Recorded data:
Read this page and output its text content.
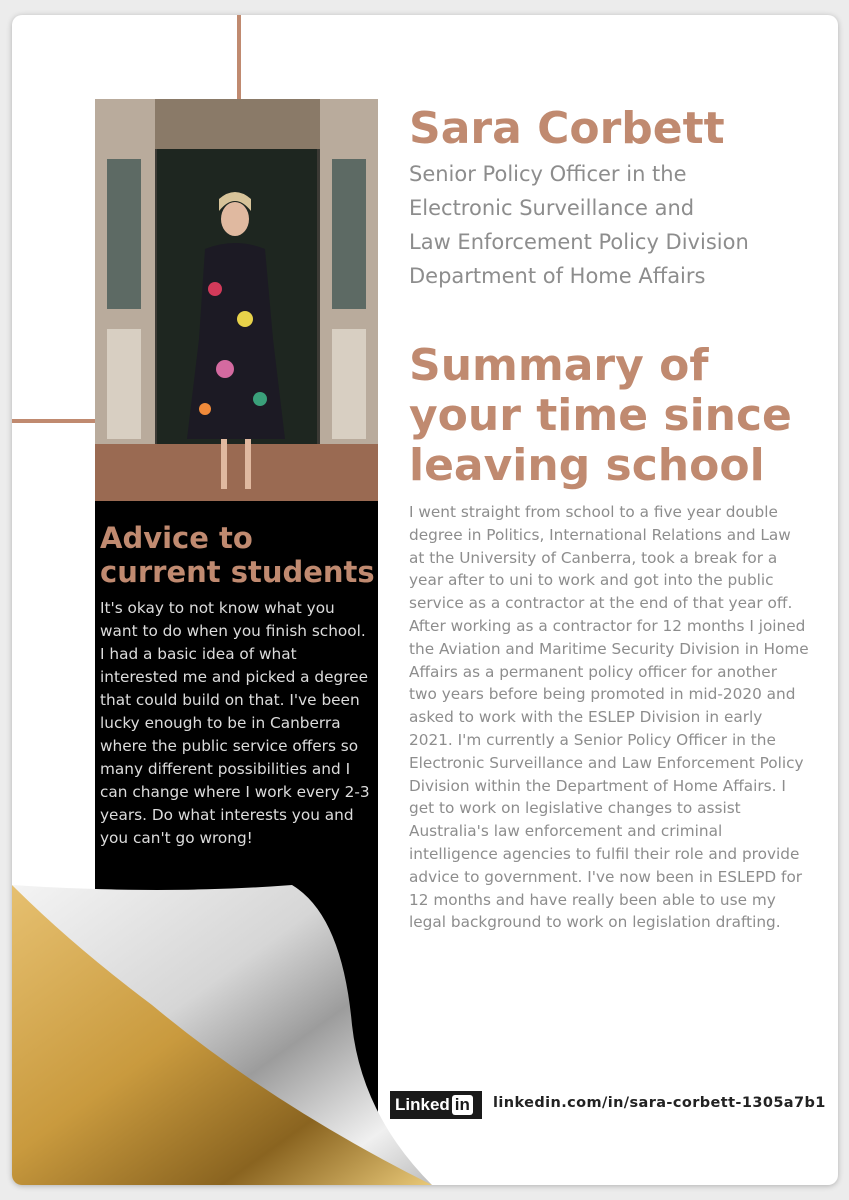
Advice to current students

It's okay to not know what you want to do when you finish school. I had a basic idea of what interested me and picked a degree that could build on that. I've been lucky enough to be in Canberra where the public service offers so many different possibilities and I can change where I work every 2-3 years. Do what interests you and you can't go wrong!

Sara Corbett
Senior Policy Officer in the
Electronic Surveillance and
Law Enforcement Policy Division
Department of Home Affairs
Summary of your time since leaving school

I went straight from school to a five year double degree in Politics, International Relations and Law at the University of Canberra, took a break for a year after to uni to work and got into the public service as a contractor at the end of that year off. After working as a contractor for 12 months I joined the Aviation and Maritime Security Division in Home Affairs as a permanent policy officer for another two years before being promoted in mid-2020 and asked to work with the ESLEP Division in early 2021. I'm currently a Senior Policy Officer in the Electronic Surveillance and Law Enforcement Policy Division within the Department of Home Affairs. I get to work on legislative changes to assist Australia's law enforcement and criminal intelligence agencies to fulfil their role and provide advice to government. I've now been in ESLEPD for 12 months and have really been able to use my legal background to work on legislation drafting.

Linked in linkedin.com/in/sara-corbett-1305a7b1
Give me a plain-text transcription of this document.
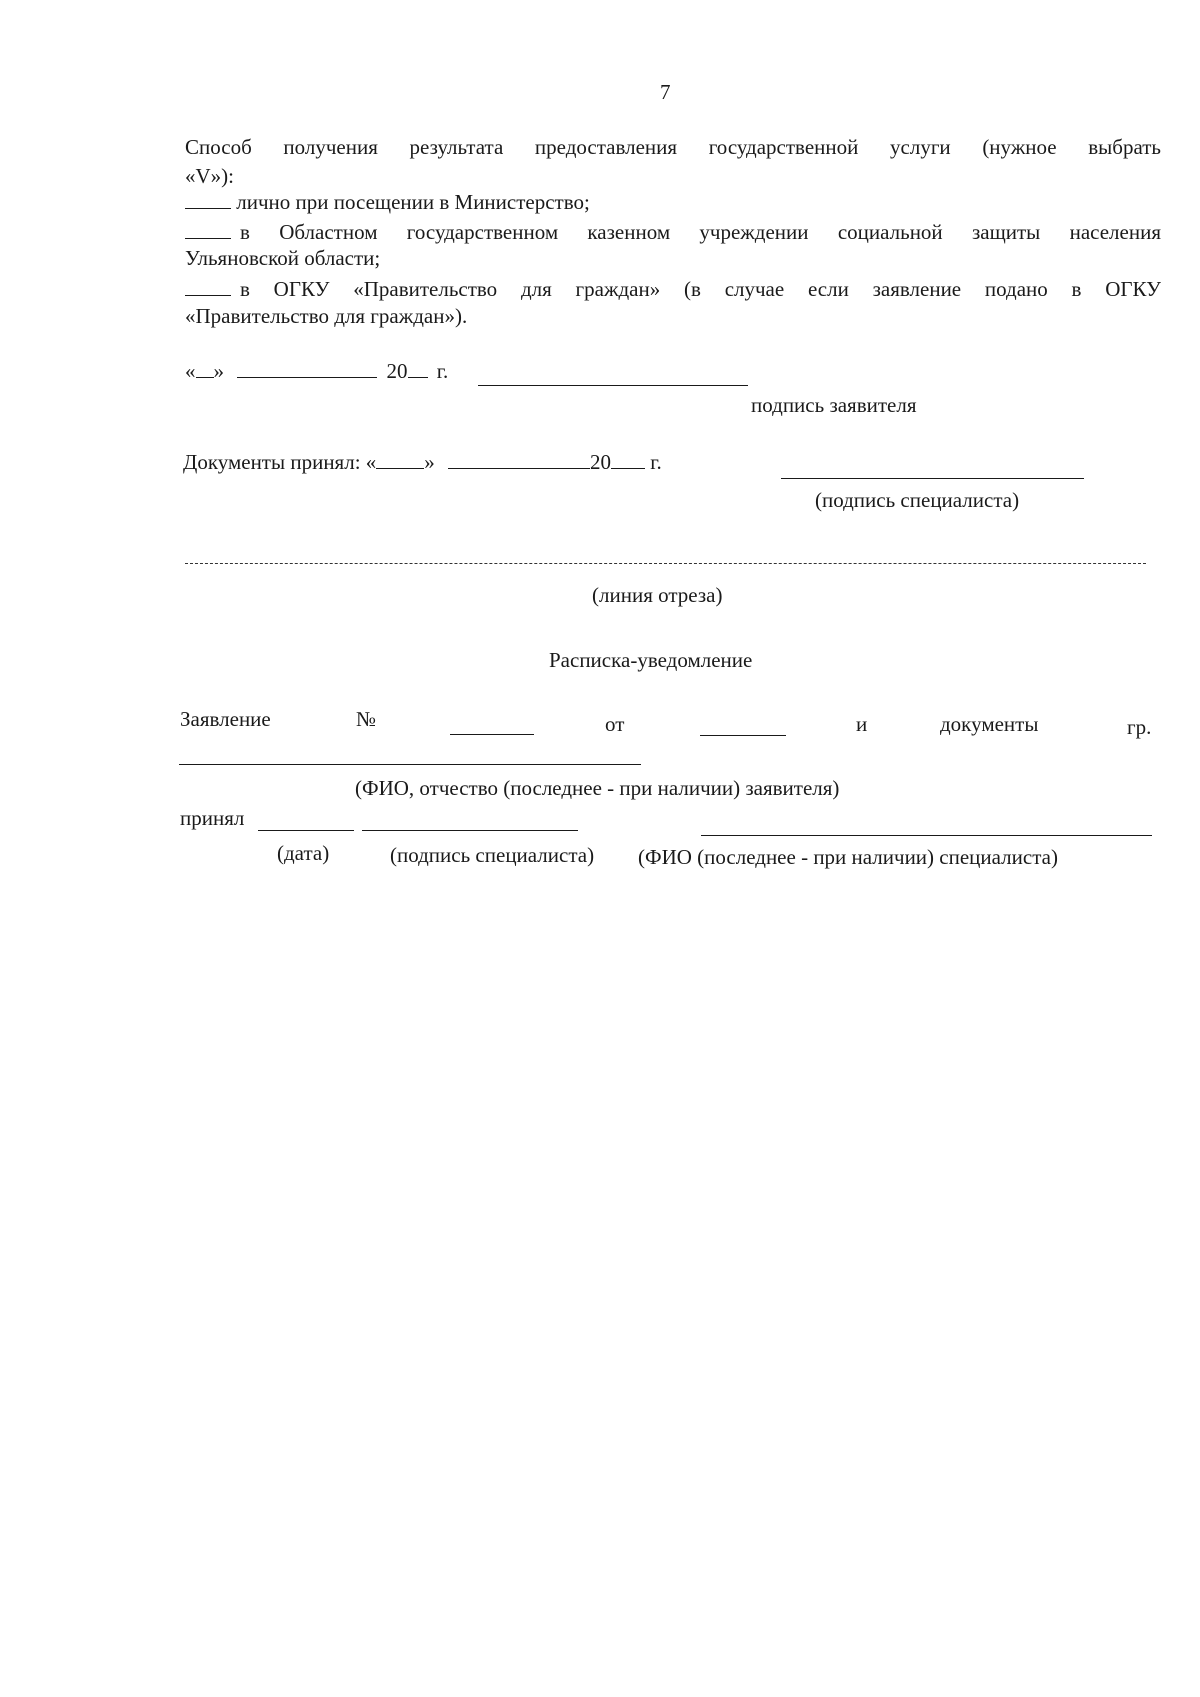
7
Способ получения результата предоставления государственной услуги (нужное выбрать
«V»):
лично при посещении в Министерство;
в Областном государственном казенном учреждении социальной защиты населения
Ульяновской области;
в ОГКУ «Правительство для граждан» (в случае если заявление подано в ОГКУ
«Правительство для граждан»).
« »	20 г.
подпись заявителя
Документы принял: « »	20 г.
(подпись специалиста)
(линия отреза)
Расписка-уведомление
Заявление	№	от	и	документы	гр.
(ФИО, отчество (последнее - при наличии) заявителя)
принял
(дата)	(подпись специалиста) (ФИО (последнее - при наличии) специалиста)
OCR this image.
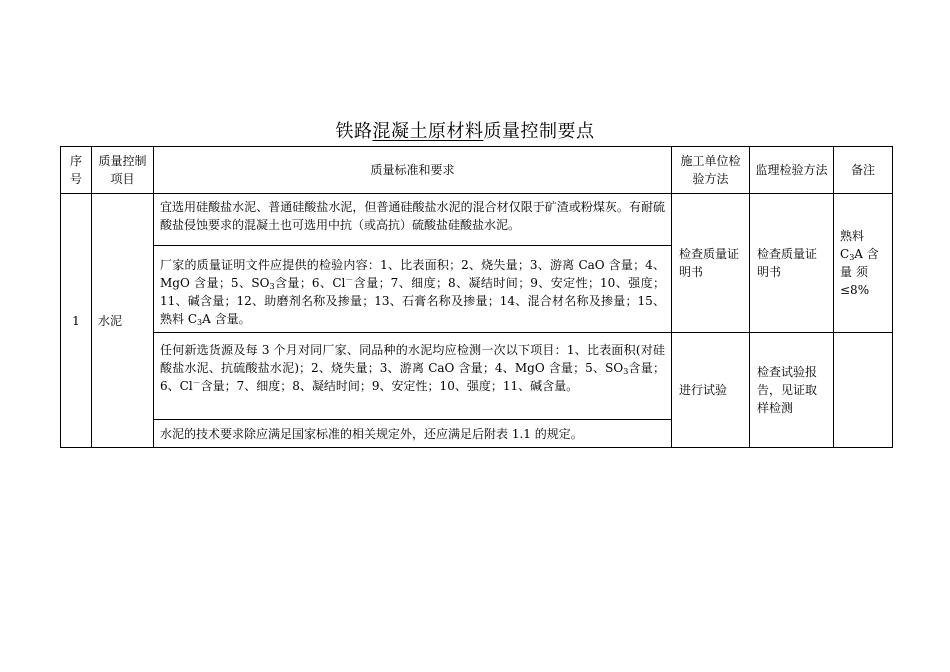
铁路混凝土原材料质量控制要点
序号	质量控制项目	质量标准和要求	施工单位检验方法	监理检验方法	备注
1	水泥	宜选用硅酸盐水泥、普通硅酸盐水泥，但普通硅酸盐水泥的混合材仅限于矿渣或粉煤灰。有耐硫酸盐侵蚀要求的混凝土也可选用中抗（或高抗）硫酸盐硅酸盐水泥。	检查质量证明书	检查质量证明书	熟料 $C_3A$ 含 量 须≤8%
		厂家的质量证明文件应提供的检验内容：1、比表面积；2、烧失量；3、游离 CaO 含量；4、MgO 含量；5、$SO_3$含量；6、Cl－含量；7、细度；8、凝结时间；9、安定性；10、强度；11、碱含量；12、助磨剂名称及掺量；13、石膏名称及掺量；14、混合材名称及掺量；15、熟料 $C_3A$ 含量。			
		任何新选货源及每 3 个月对同厂家、同品种的水泥均应检测一次以下项目：1、比表面积(对硅酸盐水泥、抗硫酸盐水泥)；2、烧失量；3、游离 CaO 含量；4、MgO 含量；5、$SO_3$含量；6、Cl－含量；7、细度；8、凝结时间；9、安定性；10、强度；11、碱含量。	进行试验	检查试验报告，见证取样检测	
		水泥的技术要求除应满足国家标准的相关规定外，还应满足后附表 1.1 的规定。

Exercise aim:
All lines from the one containing "OCR this image." through the end of the entries, both ends included, should be written out exactly, with no pictures.

Response for this exercise:
OCR this image.
铁路混凝土原材料质量控制要点
序号	质量控制项目	质量标准和要求	施工单位检验方法	监理检验方法	备注
1	水泥	宜选用硅酸盐水泥、普通硅酸盐水泥，但普通硅酸盐水泥的混合材仅限于矿渣或粉煤灰。有耐硫酸盐侵蚀要求的混凝土也可选用中抗（或高抗）硫酸盐硅酸盐水泥。	检查质量证明书	检查质量证明书	熟料 $C_3A$ 含 量 须≤8%
		厂家的质量证明文件应提供的检验内容：1、比表面积；2、烧失量；3、游离 CaO 含量；4、MgO 含量；5、$SO_3$含量；6、Cl－含量；7、细度；8、凝结时间；9、安定性；10、强度；11、碱含量；12、助磨剂名称及掺量；13、石膏名称及掺量；14、混合材名称及掺量；15、熟料 $C_3A$ 含量。			
		任何新选货源及每 3 个月对同厂家、同品种的水泥均应检测一次以下项目：1、比表面积(对硅酸盐水泥、抗硫酸盐水泥)；2、烧失量；3、游离 CaO 含量；4、MgO 含量；5、$SO_3$含量；6、Cl－含量；7、细度；8、凝结时间；9、安定性；10、强度；11、碱含量。	进行试验	检查试验报告，见证取样检测	
		水泥的技术要求除应满足国家标准的相关规定外，还应满足后附表 1.1 的规定。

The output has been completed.